Work to complete >> Select from the data all lines with the word "management".

Stored rows >>
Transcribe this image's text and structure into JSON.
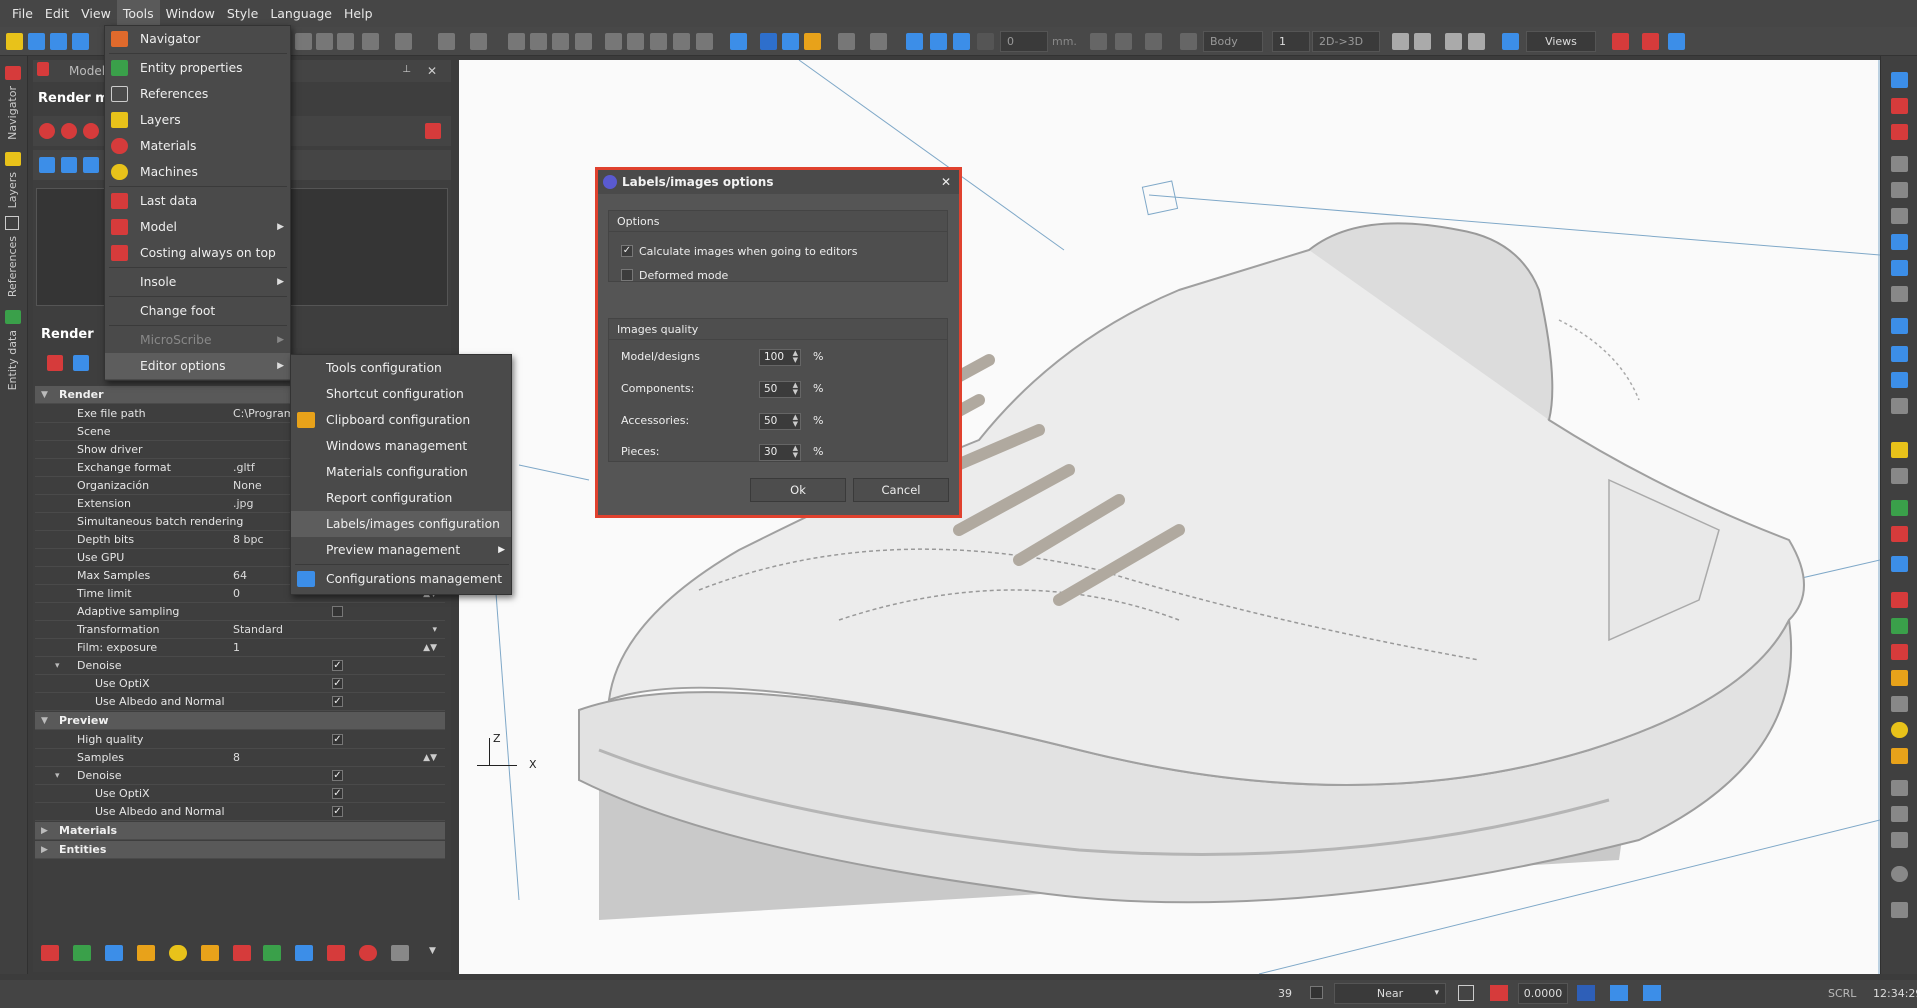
{
  "menubar": {
    "items": [
      "File",
      "Edit",
      "View",
      "Tools",
      "Window",
      "Style",
      "Language",
      "Help"
    ]
  },
  "toolbar": {
    "num_value": "0",
    "unit": "mm.",
    "body_select": "Body",
    "count": "1",
    "mode": "2D->3D",
    "views": "Views"
  },
  "left_strip": {
    "tabs": [
      "Navigator",
      "Layers",
      "References",
      "Entity data"
    ]
  },
  "model_panel": {
    "title": "Model",
    "subtitle": "Render ma"
  },
  "render_panel": {
    "title": "Render",
    "rows": [
      {
        "type": "section",
        "name": "Render"
      },
      {
        "name": "Exe file path",
        "value": "C:\\Program"
      },
      {
        "name": "Scene",
        "value": ""
      },
      {
        "name": "Show driver",
        "value": ""
      },
      {
        "name": "Exchange format",
        "value": ".gltf"
      },
      {
        "name": "Organización",
        "value": "None"
      },
      {
        "name": "Extension",
        "value": ".jpg"
      },
      {
        "name": "Simultaneous batch rendering",
        "value": ""
      },
      {
        "name": "Depth bits",
        "value": "8 bpc"
      },
      {
        "name": "Use GPU",
        "value": ""
      },
      {
        "name": "Max Samples",
        "value": "64"
      },
      {
        "name": "Time limit",
        "value": "0"
      },
      {
        "name": "Adaptive sampling",
        "value": ""
      },
      {
        "name": "Transformation",
        "value": "Standard"
      },
      {
        "name": "Film: exposure",
        "value": "1"
      },
      {
        "name": "Denoise",
        "value": ""
      },
      {
        "name": "Use OptiX",
        "value": ""
      },
      {
        "name": "Use Albedo and Normal",
        "value": ""
      },
      {
        "type": "section",
        "name": "Preview"
      },
      {
        "name": "High quality",
        "value": ""
      },
      {
        "name": "Samples",
        "value": "8"
      },
      {
        "name": "Denoise",
        "value": ""
      },
      {
        "name": "Use OptiX",
        "value": ""
      },
      {
        "name": "Use Albedo and Normal",
        "value": ""
      },
      {
        "type": "section",
        "name": "Materials"
      },
      {
        "type": "section",
        "name": "Entities"
      }
    ]
  },
  "tools_menu": {
    "items": [
      {
        "label": "Navigator",
        "icon": "navigator-icon",
        "color": "#e06a2c"
      },
      {
        "label": "Entity properties",
        "icon": "entity-properties-icon",
        "color": "#3aa04a"
      },
      {
        "label": "References",
        "icon": "references-icon",
        "color": "#cccccc"
      },
      {
        "label": "Layers",
        "icon": "layers-icon",
        "color": "#e8c21a"
      },
      {
        "label": "Materials",
        "icon": "materials-icon",
        "color": "#d63b3b"
      },
      {
        "label": "Machines",
        "icon": "machines-icon",
        "color": "#e8c21a"
      },
      {
        "label": "Last data",
        "icon": "last-data-icon",
        "color": "#d63b3b"
      },
      {
        "label": "Model",
        "icon": "model-icon",
        "color": "#d63b3b"
      },
      {
        "label": "Costing always on top",
        "icon": "costing-icon",
        "color": "#d63b3b"
      },
      {
        "label": "Insole",
        "icon": "",
        "color": ""
      },
      {
        "label": "Change foot",
        "icon": "",
        "color": ""
      },
      {
        "label": "MicroScribe",
        "icon": "",
        "color": ""
      },
      {
        "label": "Editor options",
        "icon": "",
        "color": ""
      }
    ]
  },
  "editor_submenu": {
    "items": [
      {
        "label": "Tools configuration"
      },
      {
        "label": "Shortcut configuration"
      },
      {
        "label": "Clipboard configuration"
      },
      {
        "label": "Windows management"
      },
      {
        "label": "Materials configuration"
      },
      {
        "label": "Report configuration"
      },
      {
        "label": "Labels/images configuration"
      },
      {
        "label": "Preview management"
      },
      {
        "label": "Configurations management"
      }
    ]
  },
  "dialog": {
    "title": "Labels/images options",
    "options_group": "Options",
    "calc_label": "Calculate images when going to editors",
    "calc_checked": true,
    "deformed_label": "Deformed mode",
    "deformed_checked": false,
    "quality_group": "Images quality",
    "model_label": "Model/designs",
    "model_value": "100",
    "components_label": "Components:",
    "components_value": "50",
    "accessories_label": "Accessories:",
    "accessories_value": "50",
    "pieces_label": "Pieces:",
    "pieces_value": "30",
    "percent": "%",
    "ok": "Ok",
    "cancel": "Cancel"
  },
  "viewport": {
    "axis_z": "Z",
    "axis_x": "X"
  },
  "statusbar": {
    "number": "39",
    "snap": "Near",
    "value": "0.0000",
    "scrl": "SCRL",
    "time": "12:34:29"
  },
  "colors": {
    "highlight": "#e0412e",
    "accent_blue": "#3c8ee8"
  }
}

Right answer >>
        "label": "Windows management"
        "label": "Preview management"
        "label": "Configurations management"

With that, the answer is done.